MATERIAL FOR THE TASK ->
▶

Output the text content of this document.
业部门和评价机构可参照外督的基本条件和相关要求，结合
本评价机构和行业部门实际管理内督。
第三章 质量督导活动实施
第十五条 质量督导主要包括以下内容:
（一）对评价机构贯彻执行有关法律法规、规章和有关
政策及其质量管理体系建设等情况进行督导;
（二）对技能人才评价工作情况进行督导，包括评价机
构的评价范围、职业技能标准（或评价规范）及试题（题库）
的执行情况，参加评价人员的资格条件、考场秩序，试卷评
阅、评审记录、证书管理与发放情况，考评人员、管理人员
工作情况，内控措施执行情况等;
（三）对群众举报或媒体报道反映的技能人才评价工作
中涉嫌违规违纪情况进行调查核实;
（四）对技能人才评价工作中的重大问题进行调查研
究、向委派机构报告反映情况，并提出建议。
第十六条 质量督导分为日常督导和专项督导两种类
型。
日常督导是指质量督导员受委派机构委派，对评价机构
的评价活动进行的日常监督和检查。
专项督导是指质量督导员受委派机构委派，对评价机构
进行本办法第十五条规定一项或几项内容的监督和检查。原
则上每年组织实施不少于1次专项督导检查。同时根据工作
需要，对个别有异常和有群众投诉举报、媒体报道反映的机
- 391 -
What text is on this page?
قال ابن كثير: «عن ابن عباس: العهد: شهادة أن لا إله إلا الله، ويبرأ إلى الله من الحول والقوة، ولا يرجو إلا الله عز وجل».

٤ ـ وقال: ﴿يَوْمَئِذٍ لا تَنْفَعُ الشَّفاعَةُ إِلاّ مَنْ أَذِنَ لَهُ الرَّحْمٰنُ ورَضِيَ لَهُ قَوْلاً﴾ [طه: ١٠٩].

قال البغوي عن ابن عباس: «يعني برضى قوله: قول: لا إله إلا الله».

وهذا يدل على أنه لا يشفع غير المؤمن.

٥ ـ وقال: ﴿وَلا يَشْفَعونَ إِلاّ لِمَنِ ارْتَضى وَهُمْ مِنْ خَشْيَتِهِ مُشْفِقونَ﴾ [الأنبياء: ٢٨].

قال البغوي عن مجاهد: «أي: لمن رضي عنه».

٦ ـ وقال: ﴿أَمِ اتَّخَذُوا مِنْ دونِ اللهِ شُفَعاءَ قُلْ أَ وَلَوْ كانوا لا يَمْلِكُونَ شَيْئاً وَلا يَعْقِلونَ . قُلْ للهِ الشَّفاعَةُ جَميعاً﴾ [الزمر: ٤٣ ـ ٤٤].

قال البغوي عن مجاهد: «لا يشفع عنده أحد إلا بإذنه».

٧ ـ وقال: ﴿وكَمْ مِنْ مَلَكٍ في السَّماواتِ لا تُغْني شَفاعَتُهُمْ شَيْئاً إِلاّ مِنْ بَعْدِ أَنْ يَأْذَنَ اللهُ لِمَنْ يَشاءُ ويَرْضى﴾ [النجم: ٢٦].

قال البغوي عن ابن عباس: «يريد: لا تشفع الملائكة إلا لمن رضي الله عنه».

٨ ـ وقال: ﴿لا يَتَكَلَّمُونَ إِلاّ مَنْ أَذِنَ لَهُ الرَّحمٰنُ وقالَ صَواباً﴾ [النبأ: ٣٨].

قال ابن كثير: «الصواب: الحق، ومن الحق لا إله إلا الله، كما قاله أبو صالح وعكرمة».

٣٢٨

◀

TO DO -> Reproduce the listing in full. Keep it exactly as written.

ANSWER ->
Output the text content of this document.
业部门和评价机构可参照外督的基本条件和相关要求，结合
本评价机构和行业部门实际管理内督。
第三章 质量督导活动实施
第十五条 质量督导主要包括以下内容:
（一）对评价机构贯彻执行有关法律法规、规章和有关
政策及其质量管理体系建设等情况进行督导;
（二）对技能人才评价工作情况进行督导，包括评价机
构的评价范围、职业技能标准（或评价规范）及试题（题库）
的执行情况，参加评价人员的资格条件、考场秩序，试卷评
阅、评审记录、证书管理与发放情况，考评人员、管理人员
工作情况，内控措施执行情况等;
（三）对群众举报或媒体报道反映的技能人才评价工作
中涉嫌违规违纪情况进行调查核实;
（四）对技能人才评价工作中的重大问题进行调查研
究、向委派机构报告反映情况，并提出建议。
第十六条 质量督导分为日常督导和专项督导两种类
型。
日常督导是指质量督导员受委派机构委派，对评价机构
的评价活动进行的日常监督和检查。
专项督导是指质量督导员受委派机构委派，对评价机构
进行本办法第十五条规定一项或几项内容的监督和检查。原
则上每年组织实施不少于1次专项督导检查。同时根据工作
需要，对个别有异常和有群众投诉举报、媒体报道反映的机
- 391 -
What text is on this page?
قال ابن كثير: «عن ابن عباس: العهد: شهادة أن لا إله إلا الله، ويبرأ إلى الله من الحول والقوة، ولا يرجو إلا الله عز وجل».

٤ ـ وقال: ﴿يَوْمَئِذٍ لا تَنْفَعُ الشَّفاعَةُ إِلاّ مَنْ أَذِنَ لَهُ الرَّحْمٰنُ ورَضِيَ لَهُ قَوْلاً﴾ [طه: ١٠٩].

قال البغوي عن ابن عباس: «يعني برضى قوله: قول: لا إله إلا الله».

وهذا يدل على أنه لا يشفع غير المؤمن.

٥ ـ وقال: ﴿وَلا يَشْفَعونَ إِلاّ لِمَنِ ارْتَضى وَهُمْ مِنْ خَشْيَتِهِ مُشْفِقونَ﴾ [الأنبياء: ٢٨].

قال البغوي عن مجاهد: «أي: لمن رضي عنه».

٦ ـ وقال: ﴿أَمِ اتَّخَذُوا مِنْ دونِ اللهِ شُفَعاءَ قُلْ أَ وَلَوْ كانوا لا يَمْلِكُونَ شَيْئاً وَلا يَعْقِلونَ . قُلْ للهِ الشَّفاعَةُ جَميعاً﴾ [الزمر: ٤٣ ـ ٤٤].

قال البغوي عن مجاهد: «لا يشفع عنده أحد إلا بإذنه».

٧ ـ وقال: ﴿وكَمْ مِنْ مَلَكٍ في السَّماواتِ لا تُغْني شَفاعَتُهُمْ شَيْئاً إِلاّ مِنْ بَعْدِ أَنْ يَأْذَنَ اللهُ لِمَنْ يَشاءُ ويَرْضى﴾ [النجم: ٢٦].

قال البغوي عن ابن عباس: «يريد: لا تشفع الملائكة إلا لمن رضي الله عنه».

٨ ـ وقال: ﴿لا يَتَكَلَّمُونَ إِلاّ مَنْ أَذِنَ لَهُ الرَّحمٰنُ وقالَ صَواباً﴾ [النبأ: ٣٨].

قال ابن كثير: «الصواب: الحق، ومن الحق لا إله إلا الله، كما قاله أبو صالح وعكرمة».

٣٢٨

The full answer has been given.